WHAT YOU ARE ASKED TO DO - Below is a block of records; return all of them exactly, but without the images.

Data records
▼▼▼
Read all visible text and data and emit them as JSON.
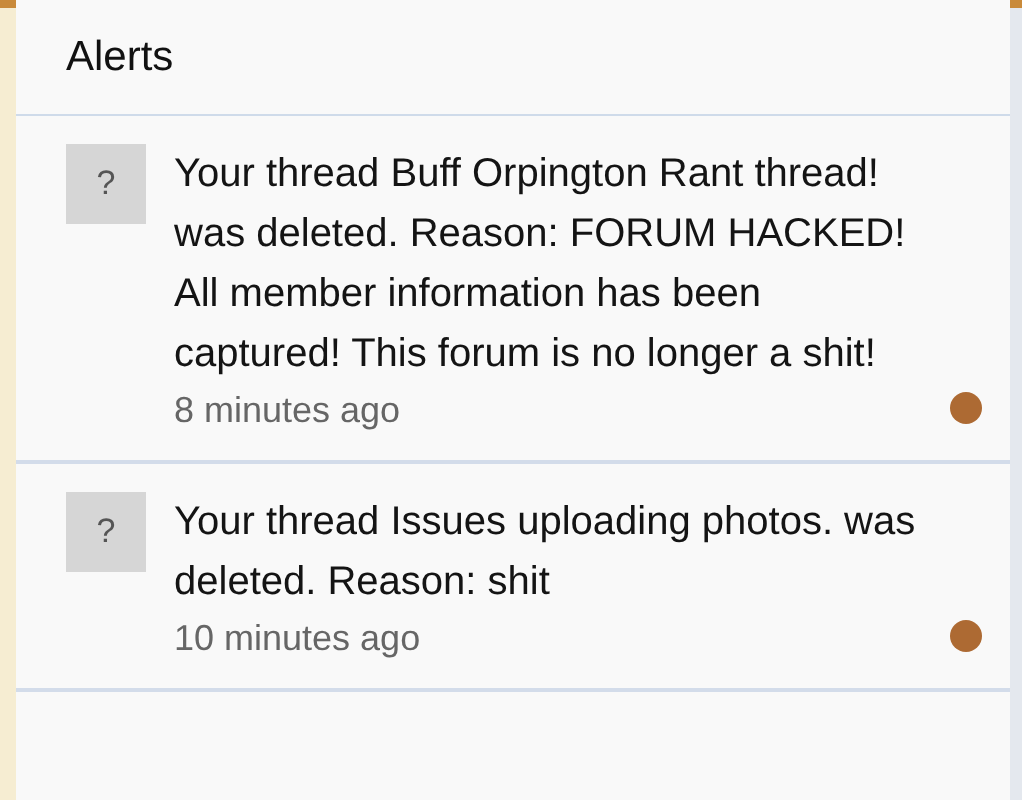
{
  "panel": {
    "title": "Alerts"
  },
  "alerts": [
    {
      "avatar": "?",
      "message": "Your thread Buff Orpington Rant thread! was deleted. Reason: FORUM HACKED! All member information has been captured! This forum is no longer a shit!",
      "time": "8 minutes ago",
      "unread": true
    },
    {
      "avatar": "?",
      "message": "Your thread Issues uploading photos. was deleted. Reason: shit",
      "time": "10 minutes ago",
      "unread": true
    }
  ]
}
▲▲▲
PROBLEM SOLUTION -
Read all visible text and data and emit them as JSON.
{
  "panel": {
    "title": "Alerts"
  },
  "alerts": [
    {
      "avatar": "?",
      "message": "Your thread Buff Orpington Rant thread! was deleted. Reason: FORUM HACKED! All member information has been captured! This forum is no longer a shit!",
      "time": "8 minutes ago",
      "unread": true
    },
    {
      "avatar": "?",
      "message": "Your thread Issues uploading photos. was deleted. Reason: shit",
      "time": "10 minutes ago",
      "unread": true
    }
  ]
}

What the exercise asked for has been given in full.